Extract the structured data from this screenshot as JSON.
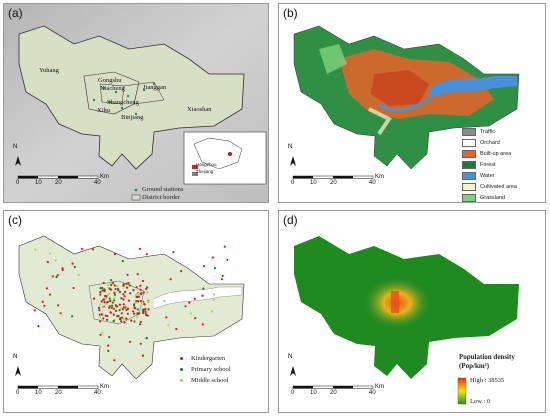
{
  "panels": {
    "a": {
      "label": "(a)",
      "districts": [
        "Yuhang",
        "Gongshu",
        "Xiacheng",
        "Jianggan",
        "Shangcheng",
        "Xihu",
        "Binjiang",
        "Xiaoshan"
      ],
      "legend": {
        "ground_stations": "Ground stations",
        "district_border": "District border"
      },
      "inset": {
        "hangzhou": "Hangzhou",
        "zhejiang": "Zhejiang"
      }
    },
    "b": {
      "label": "(b)",
      "legend": [
        {
          "label": "Traffic",
          "color": "#8c8c8c"
        },
        {
          "label": "Orchard",
          "color": "#ffffff"
        },
        {
          "label": "Built-up area",
          "color": "#e8642a"
        },
        {
          "label": "Forest",
          "color": "#1f7a3a"
        },
        {
          "label": "Water",
          "color": "#4a90d9"
        },
        {
          "label": "Cultivated area",
          "color": "#fbf3c8"
        },
        {
          "label": "Grassland",
          "color": "#7ed37a"
        }
      ]
    },
    "c": {
      "label": "(c)",
      "legend": [
        {
          "label": "Kindergarten",
          "color": "#e0161b"
        },
        {
          "label": "Primary school",
          "color": "#1a7a2a"
        },
        {
          "label": "Middle school",
          "color": "#8ee05a"
        }
      ]
    },
    "d": {
      "label": "(d)",
      "legend_title": "Population density",
      "legend_unit": "(Pop/km²)",
      "high": "High : 38535",
      "low": "Low : 0"
    }
  },
  "scalebar": {
    "ticks": [
      "0",
      "10",
      "20",
      "40"
    ],
    "unit": "Km"
  },
  "north": "N"
}
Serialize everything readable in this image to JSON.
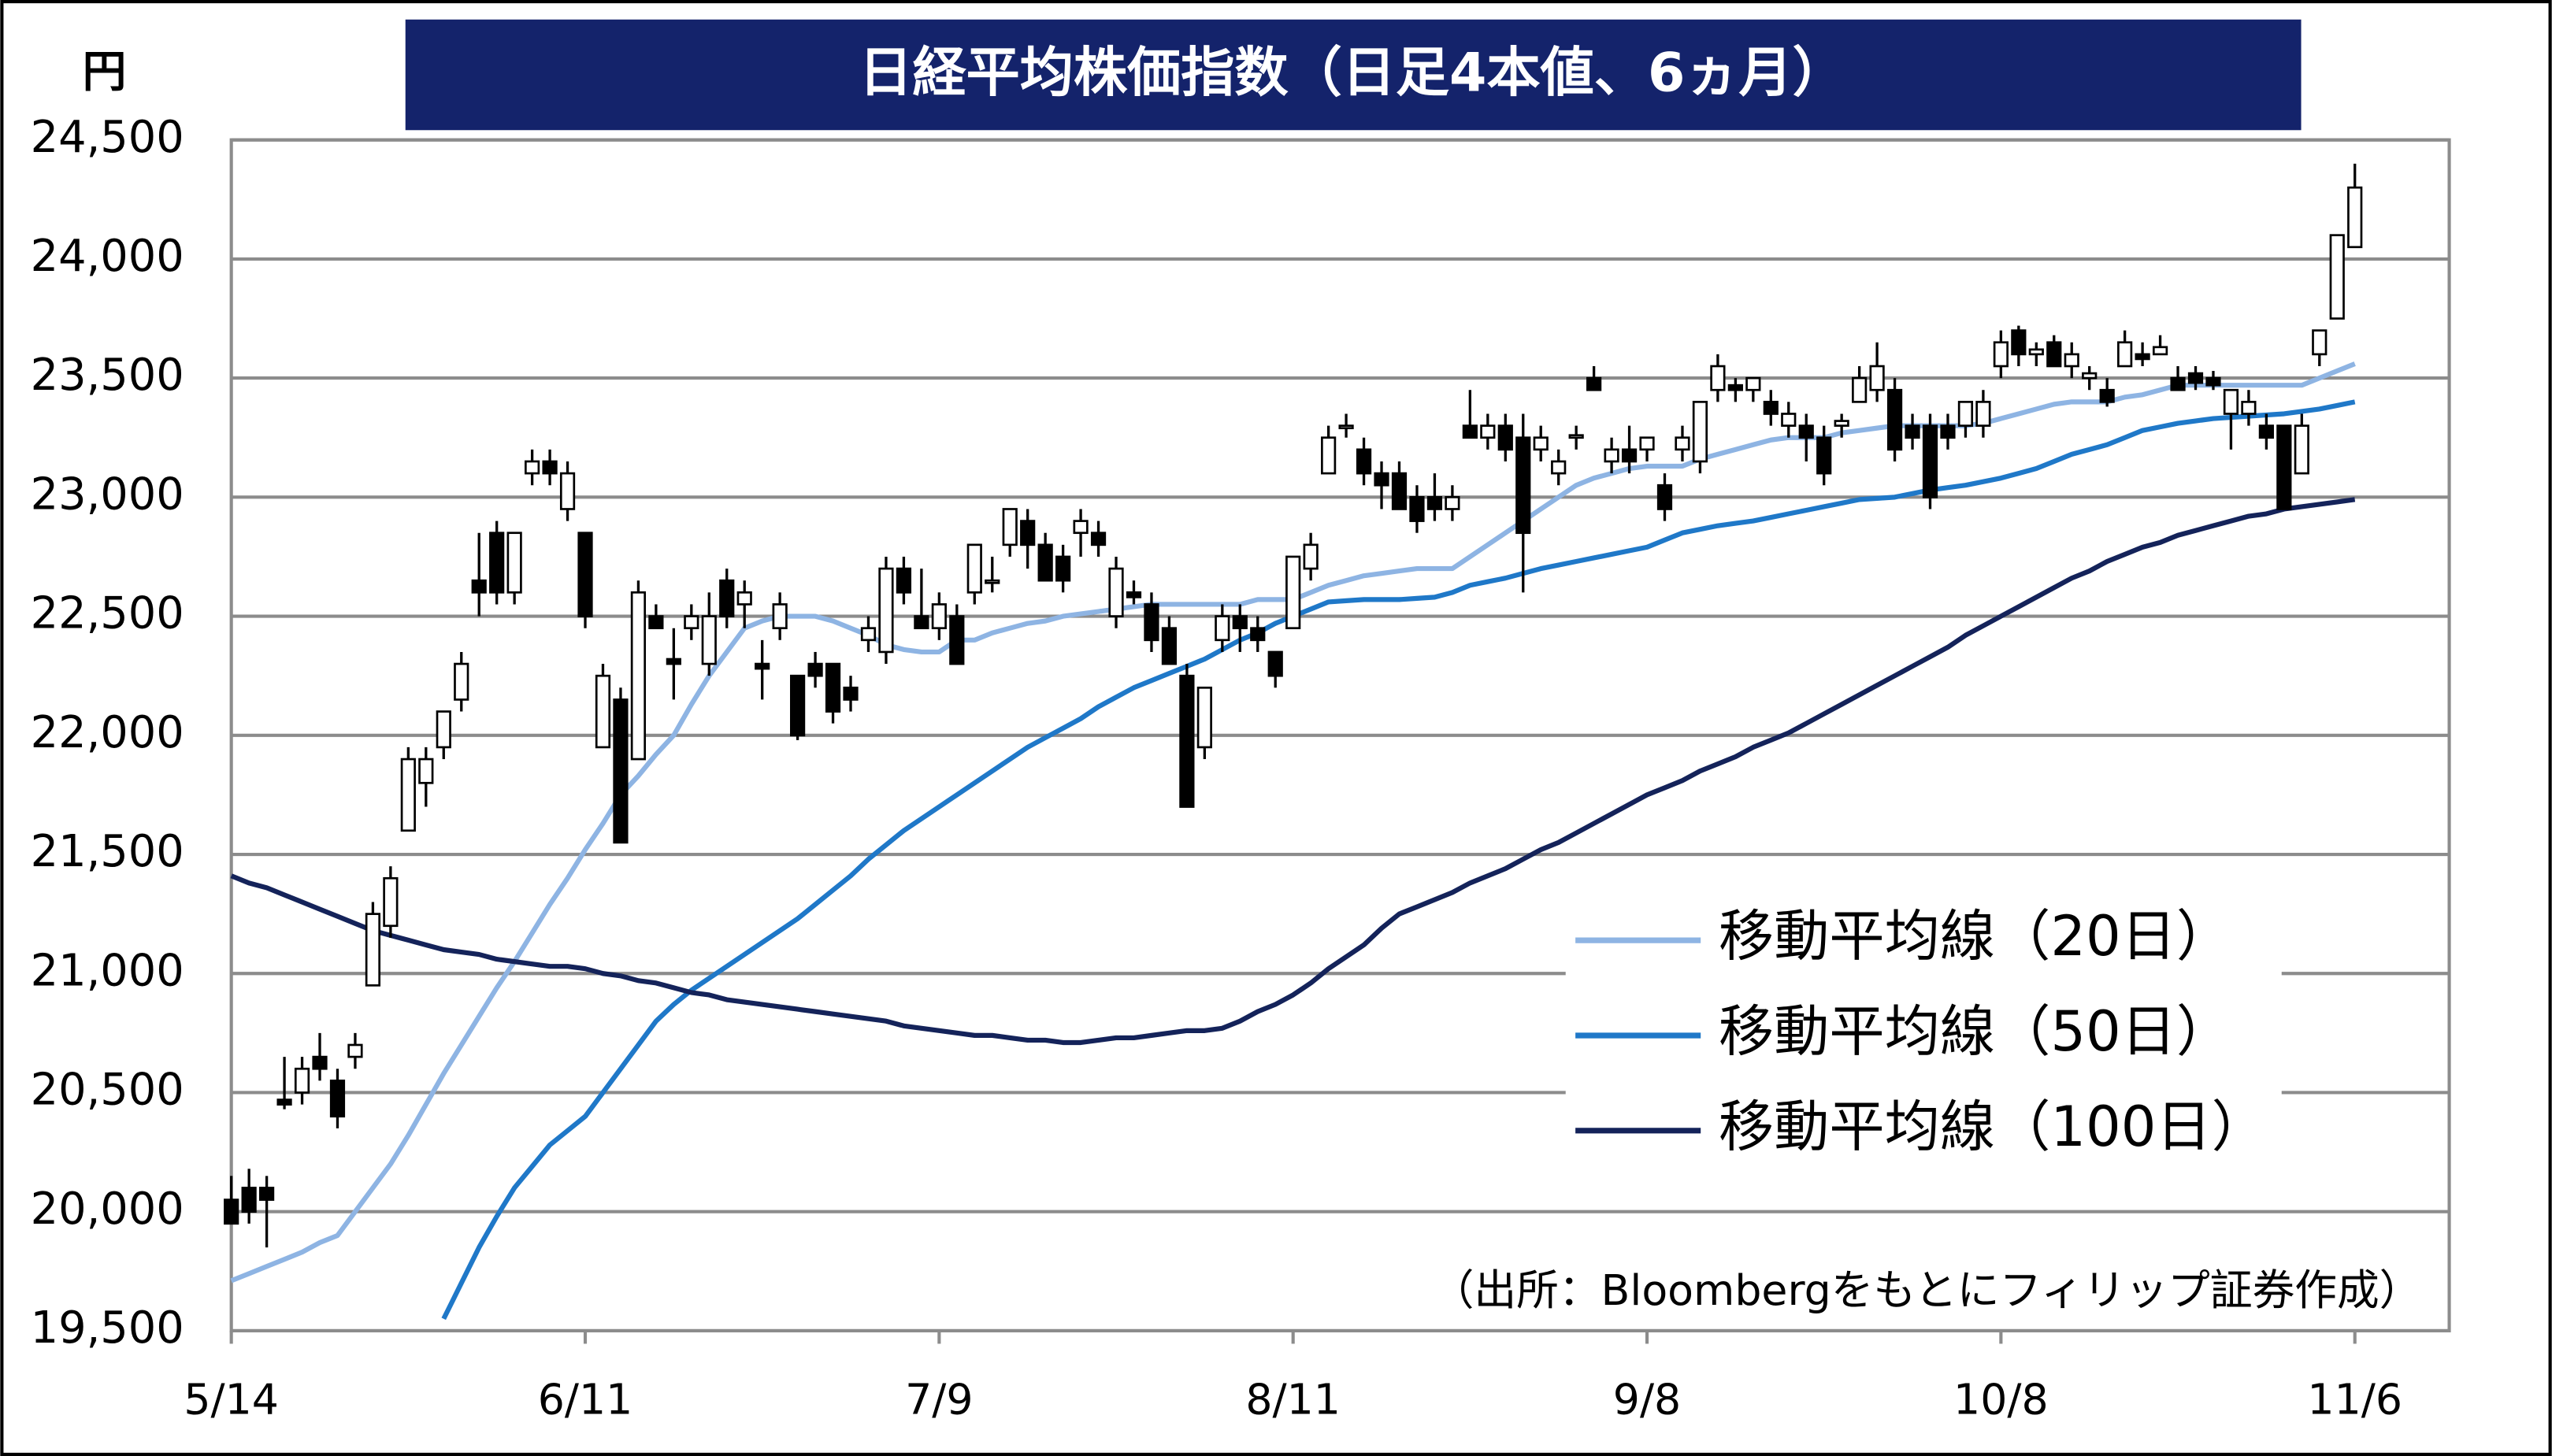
{
  "chart_data": {
    "type": "candlestick",
    "title": "日経平均株価指数（日足4本値、6ヵ月）",
    "y_unit": "円",
    "source": "（出所：Bloombergをもとにフィリップ証券作成）",
    "categories": [
      "5/14",
      null,
      null,
      null,
      null,
      null,
      null,
      null,
      null,
      null,
      null,
      null,
      null,
      null,
      null,
      null,
      null,
      null,
      null,
      null,
      "6/11",
      null,
      null,
      null,
      null,
      null,
      null,
      null,
      null,
      null,
      null,
      null,
      null,
      null,
      null,
      null,
      null,
      null,
      null,
      null,
      "7/9",
      null,
      null,
      null,
      null,
      null,
      null,
      null,
      null,
      null,
      null,
      null,
      null,
      null,
      null,
      null,
      null,
      null,
      null,
      null,
      "8/11",
      null,
      null,
      null,
      null,
      null,
      null,
      null,
      null,
      null,
      null,
      null,
      null,
      null,
      null,
      null,
      null,
      null,
      null,
      null,
      "9/8",
      null,
      null,
      null,
      null,
      null,
      null,
      null,
      null,
      null,
      null,
      null,
      null,
      null,
      null,
      null,
      null,
      null,
      null,
      null,
      "10/8",
      null,
      null,
      null,
      null,
      null,
      null,
      null,
      null,
      null,
      null,
      null,
      null,
      null,
      null,
      null,
      null,
      null,
      null,
      null,
      "11/6"
    ],
    "open": [
      20050,
      20100,
      20100,
      20470,
      20500,
      20650,
      20550,
      20650,
      20950,
      21200,
      21600,
      21800,
      21950,
      22150,
      22650,
      22850,
      22600,
      23100,
      23150,
      22950,
      22850,
      21950,
      22150,
      21900,
      22500,
      22320,
      22450,
      22300,
      22650,
      22550,
      22300,
      22450,
      22250,
      22300,
      22300,
      22200,
      22400,
      22350,
      22700,
      22500,
      22450,
      22500,
      22600,
      22650,
      22800,
      22900,
      22800,
      22750,
      22850,
      22850,
      22500,
      22600,
      22550,
      22450,
      22250,
      21950,
      22400,
      22500,
      22450,
      22350,
      22450,
      22700,
      23100,
      23300,
      23200,
      23100,
      23100,
      23000,
      23000,
      22950,
      23300,
      23250,
      23300,
      23250,
      23200,
      23100,
      23250,
      23500,
      23150,
      23200,
      23200,
      23050,
      23200,
      23150,
      23450,
      23470,
      23450,
      23400,
      23300,
      23300,
      23250,
      23300,
      23400,
      23450,
      23450,
      23300,
      23300,
      23300,
      23300,
      23300,
      23550,
      23700,
      23600,
      23650,
      23550,
      23500,
      23450,
      23550,
      23600,
      23600,
      23500,
      23520,
      23500,
      23350,
      23350,
      23300,
      23300,
      23100,
      23600,
      23750,
      24050
    ],
    "high": [
      20150,
      20180,
      20150,
      20650,
      20650,
      20750,
      20600,
      20750,
      21300,
      21450,
      21950,
      21950,
      22100,
      22350,
      22850,
      22900,
      22850,
      23200,
      23200,
      23150,
      22850,
      22300,
      22200,
      22650,
      22550,
      22450,
      22550,
      22600,
      22700,
      22650,
      22400,
      22600,
      22250,
      22350,
      22300,
      22250,
      22500,
      22750,
      22750,
      22700,
      22600,
      22550,
      22800,
      22750,
      22950,
      22950,
      22850,
      22800,
      22950,
      22900,
      22750,
      22650,
      22600,
      22500,
      22300,
      22200,
      22550,
      22550,
      22500,
      22350,
      22750,
      22850,
      23300,
      23350,
      23250,
      23150,
      23150,
      23050,
      23100,
      23050,
      23450,
      23350,
      23350,
      23350,
      23300,
      23200,
      23300,
      23550,
      23250,
      23300,
      23250,
      23100,
      23300,
      23400,
      23600,
      23500,
      23500,
      23450,
      23400,
      23350,
      23300,
      23350,
      23550,
      23650,
      23500,
      23350,
      23350,
      23350,
      23400,
      23450,
      23700,
      23720,
      23650,
      23680,
      23650,
      23550,
      23500,
      23700,
      23650,
      23680,
      23550,
      23550,
      23530,
      23450,
      23450,
      23350,
      23300,
      23350,
      23700,
      24100,
      24400
    ],
    "low": [
      19950,
      19950,
      19850,
      20430,
      20450,
      20550,
      20350,
      20600,
      20950,
      21150,
      21600,
      21700,
      21900,
      22100,
      22500,
      22550,
      22550,
      23050,
      23050,
      22900,
      22450,
      21950,
      21550,
      21900,
      22450,
      22150,
      22400,
      22250,
      22450,
      22450,
      22150,
      22400,
      21980,
      22200,
      22050,
      22100,
      22350,
      22300,
      22550,
      22450,
      22400,
      22300,
      22550,
      22600,
      22750,
      22700,
      22650,
      22600,
      22750,
      22750,
      22450,
      22550,
      22350,
      22300,
      21700,
      21900,
      22350,
      22350,
      22350,
      22200,
      22450,
      22650,
      23100,
      23250,
      23050,
      22950,
      22950,
      22850,
      22900,
      22900,
      23250,
      23200,
      23150,
      22600,
      23150,
      23050,
      23200,
      23450,
      23100,
      23100,
      23150,
      22900,
      23150,
      23100,
      23400,
      23400,
      23400,
      23300,
      23250,
      23150,
      23050,
      23250,
      23400,
      23400,
      23150,
      23200,
      22950,
      23200,
      23250,
      23250,
      23500,
      23550,
      23550,
      23550,
      23500,
      23450,
      23380,
      23550,
      23550,
      23600,
      23450,
      23450,
      23450,
      23200,
      23300,
      23200,
      22950,
      23100,
      23550,
      23750,
      24050
    ],
    "close": [
      19950,
      20000,
      20050,
      20450,
      20600,
      20600,
      20400,
      20700,
      21250,
      21400,
      21900,
      21900,
      22100,
      22300,
      22600,
      22600,
      22850,
      23150,
      23100,
      23100,
      22500,
      22250,
      21550,
      22600,
      22450,
      22300,
      22500,
      22500,
      22500,
      22600,
      22280,
      22550,
      22000,
      22250,
      22100,
      22150,
      22450,
      22700,
      22600,
      22450,
      22550,
      22300,
      22800,
      22650,
      22950,
      22800,
      22650,
      22650,
      22900,
      22800,
      22700,
      22580,
      22400,
      22300,
      21700,
      22200,
      22500,
      22450,
      22400,
      22250,
      22750,
      22800,
      23250,
      23300,
      23100,
      23050,
      22950,
      22900,
      22950,
      23000,
      23250,
      23300,
      23200,
      22850,
      23250,
      23150,
      23260,
      23450,
      23200,
      23150,
      23250,
      22950,
      23250,
      23400,
      23550,
      23450,
      23500,
      23350,
      23350,
      23250,
      23100,
      23320,
      23500,
      23550,
      23200,
      23250,
      23000,
      23250,
      23400,
      23400,
      23650,
      23600,
      23620,
      23550,
      23600,
      23520,
      23400,
      23650,
      23580,
      23630,
      23450,
      23480,
      23470,
      23450,
      23400,
      23250,
      22950,
      23300,
      23700,
      24100,
      24300
    ],
    "up_color": "#ffffff",
    "down_color": "#000000",
    "series": [
      {
        "name": "移動平均線（20日）",
        "color": "#8eb4e3",
        "values": [
          19710,
          19740,
          19770,
          19800,
          19830,
          19870,
          19900,
          20000,
          20100,
          20200,
          20320,
          20450,
          20580,
          20700,
          20820,
          20940,
          21050,
          21170,
          21290,
          21400,
          21520,
          21630,
          21750,
          21830,
          21920,
          22000,
          22130,
          22250,
          22350,
          22450,
          22480,
          22500,
          22500,
          22500,
          22480,
          22450,
          22420,
          22380,
          22360,
          22350,
          22350,
          22400,
          22400,
          22430,
          22450,
          22470,
          22480,
          22500,
          22510,
          22520,
          22530,
          22540,
          22550,
          22550,
          22550,
          22550,
          22550,
          22550,
          22570,
          22570,
          22570,
          22600,
          22630,
          22650,
          22670,
          22680,
          22690,
          22700,
          22700,
          22700,
          22750,
          22800,
          22850,
          22900,
          22950,
          23000,
          23050,
          23080,
          23100,
          23120,
          23130,
          23130,
          23130,
          23160,
          23180,
          23200,
          23220,
          23240,
          23250,
          23250,
          23250,
          23270,
          23280,
          23290,
          23300,
          23300,
          23300,
          23300,
          23300,
          23310,
          23330,
          23350,
          23370,
          23390,
          23400,
          23400,
          23400,
          23420,
          23430,
          23450,
          23470,
          23470,
          23470,
          23470,
          23470,
          23470,
          23470,
          23470,
          23500,
          23530,
          23560
        ]
      },
      {
        "name": "移動平均線（50日）",
        "color": "#1f78c8",
        "values": [
          null,
          null,
          null,
          null,
          null,
          null,
          null,
          null,
          null,
          null,
          null,
          null,
          19550,
          19700,
          19850,
          19980,
          20100,
          20190,
          20280,
          20340,
          20400,
          20500,
          20600,
          20700,
          20800,
          20870,
          20930,
          20980,
          21030,
          21080,
          21130,
          21180,
          21230,
          21290,
          21350,
          21410,
          21480,
          21540,
          21600,
          21650,
          21700,
          21750,
          21800,
          21850,
          21900,
          21950,
          21990,
          22030,
          22070,
          22120,
          22160,
          22200,
          22230,
          22260,
          22290,
          22320,
          22360,
          22400,
          22430,
          22470,
          22500,
          22530,
          22560,
          22565,
          22570,
          22570,
          22570,
          22575,
          22580,
          22600,
          22630,
          22645,
          22660,
          22680,
          22700,
          22715,
          22730,
          22745,
          22760,
          22775,
          22790,
          22820,
          22850,
          22865,
          22880,
          22890,
          22900,
          22915,
          22930,
          22945,
          22960,
          22975,
          22990,
          22995,
          23000,
          23015,
          23030,
          23040,
          23050,
          23065,
          23080,
          23100,
          23120,
          23150,
          23180,
          23200,
          23220,
          23250,
          23280,
          23295,
          23310,
          23320,
          23330,
          23335,
          23340,
          23345,
          23350,
          23360,
          23370,
          23385,
          23400
        ]
      },
      {
        "name": "移動平均線（100日）",
        "color": "#14235a",
        "values": [
          21410,
          21380,
          21360,
          21330,
          21300,
          21270,
          21240,
          21210,
          21180,
          21160,
          21140,
          21120,
          21100,
          21090,
          21080,
          21060,
          21050,
          21040,
          21030,
          21030,
          21020,
          21000,
          20990,
          20970,
          20960,
          20940,
          20920,
          20910,
          20890,
          20880,
          20870,
          20860,
          20850,
          20840,
          20830,
          20820,
          20810,
          20800,
          20780,
          20770,
          20760,
          20750,
          20740,
          20740,
          20730,
          20720,
          20720,
          20710,
          20710,
          20720,
          20730,
          20730,
          20740,
          20750,
          20760,
          20760,
          20770,
          20800,
          20840,
          20870,
          20910,
          20960,
          21020,
          21070,
          21120,
          21190,
          21250,
          21280,
          21310,
          21340,
          21380,
          21410,
          21440,
          21480,
          21520,
          21550,
          21590,
          21630,
          21670,
          21710,
          21750,
          21780,
          21810,
          21850,
          21880,
          21910,
          21950,
          21980,
          22010,
          22050,
          22090,
          22130,
          22170,
          22210,
          22250,
          22290,
          22330,
          22370,
          22420,
          22460,
          22500,
          22540,
          22580,
          22620,
          22660,
          22690,
          22730,
          22760,
          22790,
          22810,
          22840,
          22860,
          22880,
          22900,
          22920,
          22930,
          22950,
          22960,
          22970,
          22980,
          22990
        ]
      }
    ],
    "ylim": [
      19500,
      24500
    ],
    "yticks": [
      {
        "value": 19500,
        "label": "19,500"
      },
      {
        "value": 20000,
        "label": "20,000"
      },
      {
        "value": 20500,
        "label": "20,500"
      },
      {
        "value": 21000,
        "label": "21,000"
      },
      {
        "value": 21500,
        "label": "21,500"
      },
      {
        "value": 22000,
        "label": "22,000"
      },
      {
        "value": 22500,
        "label": "22,500"
      },
      {
        "value": 23000,
        "label": "23,000"
      },
      {
        "value": 23500,
        "label": "23,500"
      },
      {
        "value": 24000,
        "label": "24,000"
      },
      {
        "value": 24500,
        "label": "24,500"
      }
    ],
    "grid": true
  }
}
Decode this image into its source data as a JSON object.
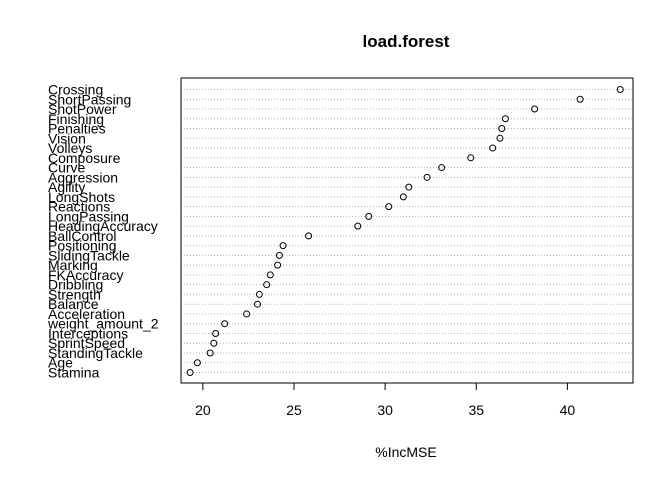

========================================

▸ **YOUR TASK**: Determine how many lines in the data above contain the string "image". Give nothing except the number.

▸ **RESULT FOR THIS EXERCISE**: 2